Copy all lines in which the word "text" can be found.
** START The data **
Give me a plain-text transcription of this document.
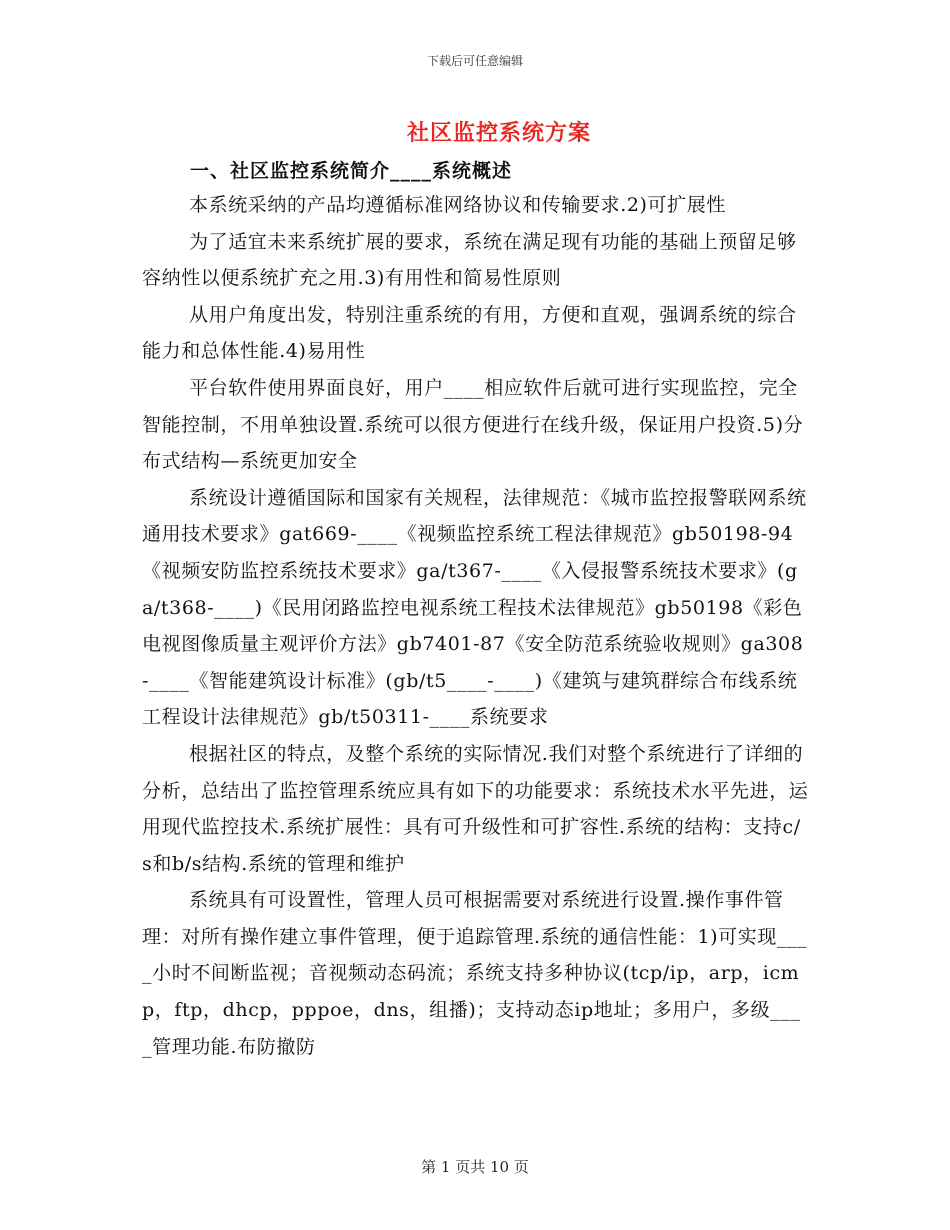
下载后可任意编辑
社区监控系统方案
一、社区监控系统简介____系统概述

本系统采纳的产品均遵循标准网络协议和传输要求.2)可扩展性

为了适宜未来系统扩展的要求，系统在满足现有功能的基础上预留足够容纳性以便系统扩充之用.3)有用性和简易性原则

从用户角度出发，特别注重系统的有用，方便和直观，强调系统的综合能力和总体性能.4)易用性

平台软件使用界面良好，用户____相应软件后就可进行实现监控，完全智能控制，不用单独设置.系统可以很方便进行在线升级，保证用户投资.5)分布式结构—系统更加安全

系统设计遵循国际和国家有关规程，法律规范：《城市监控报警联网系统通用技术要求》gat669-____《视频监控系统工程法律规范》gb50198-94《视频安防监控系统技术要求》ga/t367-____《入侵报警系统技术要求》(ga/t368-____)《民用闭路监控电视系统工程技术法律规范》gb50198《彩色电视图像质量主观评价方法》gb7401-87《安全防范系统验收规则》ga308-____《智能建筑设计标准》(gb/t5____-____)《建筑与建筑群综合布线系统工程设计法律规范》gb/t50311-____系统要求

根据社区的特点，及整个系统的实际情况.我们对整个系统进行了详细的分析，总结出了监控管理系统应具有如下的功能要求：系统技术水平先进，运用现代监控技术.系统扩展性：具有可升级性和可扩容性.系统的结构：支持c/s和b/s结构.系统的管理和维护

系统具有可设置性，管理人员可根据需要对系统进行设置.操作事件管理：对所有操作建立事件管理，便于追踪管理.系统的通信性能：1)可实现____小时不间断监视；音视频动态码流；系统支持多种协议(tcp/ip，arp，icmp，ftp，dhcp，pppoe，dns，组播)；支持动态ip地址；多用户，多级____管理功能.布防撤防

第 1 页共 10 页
** END The data **
** START The data **
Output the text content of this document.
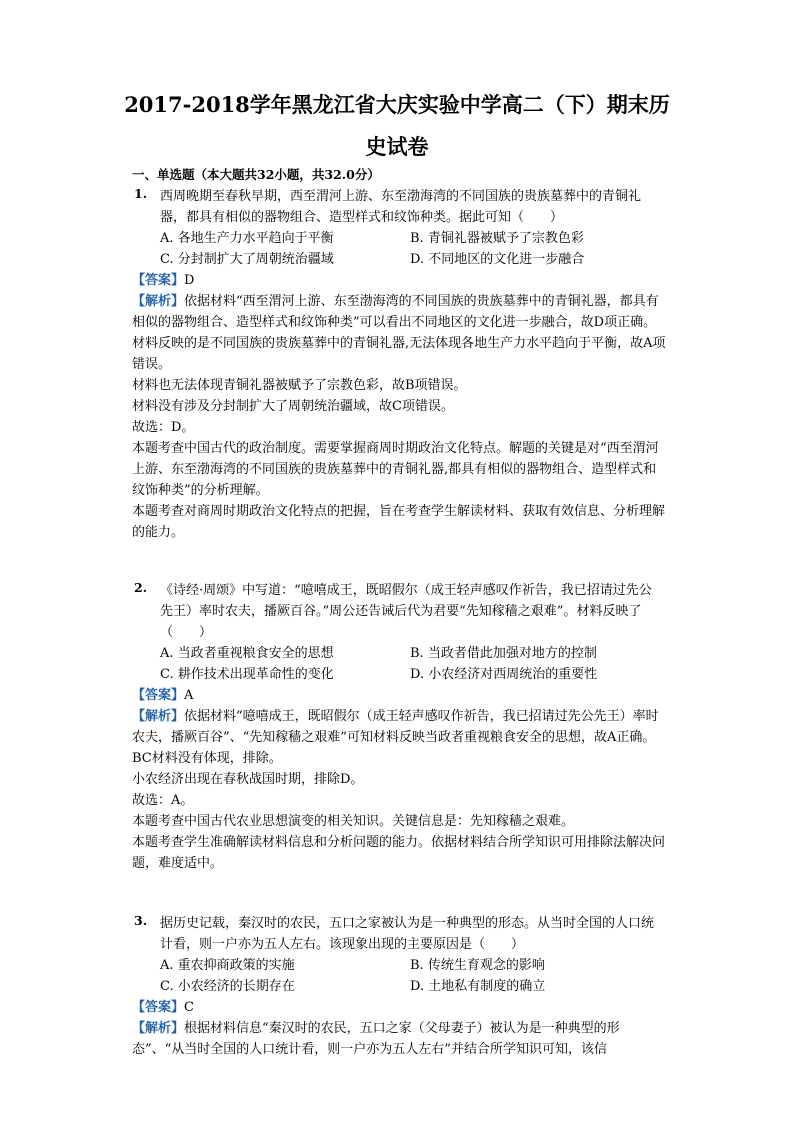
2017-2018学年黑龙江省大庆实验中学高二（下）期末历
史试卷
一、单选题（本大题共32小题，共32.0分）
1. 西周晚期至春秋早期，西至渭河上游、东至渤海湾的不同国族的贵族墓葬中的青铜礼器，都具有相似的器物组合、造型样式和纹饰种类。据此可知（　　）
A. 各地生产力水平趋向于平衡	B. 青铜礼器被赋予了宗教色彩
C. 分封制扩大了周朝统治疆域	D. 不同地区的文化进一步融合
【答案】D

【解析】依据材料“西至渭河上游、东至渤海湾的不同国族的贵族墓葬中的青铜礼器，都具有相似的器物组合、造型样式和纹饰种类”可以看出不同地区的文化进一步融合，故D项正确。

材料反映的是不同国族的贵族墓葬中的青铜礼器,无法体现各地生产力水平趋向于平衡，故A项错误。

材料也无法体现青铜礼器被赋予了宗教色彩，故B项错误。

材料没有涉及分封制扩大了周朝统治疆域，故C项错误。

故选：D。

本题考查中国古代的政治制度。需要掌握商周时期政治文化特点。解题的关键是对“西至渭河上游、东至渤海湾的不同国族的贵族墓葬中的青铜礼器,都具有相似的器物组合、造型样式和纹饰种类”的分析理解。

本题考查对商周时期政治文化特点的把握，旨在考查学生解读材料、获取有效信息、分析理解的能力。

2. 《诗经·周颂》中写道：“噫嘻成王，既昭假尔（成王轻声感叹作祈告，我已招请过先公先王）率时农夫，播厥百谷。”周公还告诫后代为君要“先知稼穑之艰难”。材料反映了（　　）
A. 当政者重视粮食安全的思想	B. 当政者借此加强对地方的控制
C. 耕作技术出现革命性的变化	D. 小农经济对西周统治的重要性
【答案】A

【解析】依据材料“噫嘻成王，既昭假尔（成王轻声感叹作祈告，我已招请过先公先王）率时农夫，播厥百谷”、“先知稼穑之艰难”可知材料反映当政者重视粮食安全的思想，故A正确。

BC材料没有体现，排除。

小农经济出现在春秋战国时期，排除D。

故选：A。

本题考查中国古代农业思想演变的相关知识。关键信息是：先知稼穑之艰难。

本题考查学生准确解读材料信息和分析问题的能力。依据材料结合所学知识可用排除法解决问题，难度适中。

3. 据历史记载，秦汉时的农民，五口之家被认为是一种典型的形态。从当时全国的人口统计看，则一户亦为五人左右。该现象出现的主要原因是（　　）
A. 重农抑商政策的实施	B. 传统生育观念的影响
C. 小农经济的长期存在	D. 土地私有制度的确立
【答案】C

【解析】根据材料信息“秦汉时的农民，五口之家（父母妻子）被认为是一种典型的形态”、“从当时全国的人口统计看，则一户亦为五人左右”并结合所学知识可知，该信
** END The data **
** START The data **
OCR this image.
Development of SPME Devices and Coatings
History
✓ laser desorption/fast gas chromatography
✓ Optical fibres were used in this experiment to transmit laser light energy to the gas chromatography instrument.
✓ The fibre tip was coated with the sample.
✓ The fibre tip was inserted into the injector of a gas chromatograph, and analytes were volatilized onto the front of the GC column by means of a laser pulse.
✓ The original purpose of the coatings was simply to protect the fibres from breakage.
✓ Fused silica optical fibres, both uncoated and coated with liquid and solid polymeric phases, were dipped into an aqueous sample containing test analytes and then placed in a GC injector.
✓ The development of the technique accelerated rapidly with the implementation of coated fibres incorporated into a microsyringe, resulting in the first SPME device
** END The data **
• Output of the exercise:
Give me a plain-text transcription of this document.
Output the text content of this document.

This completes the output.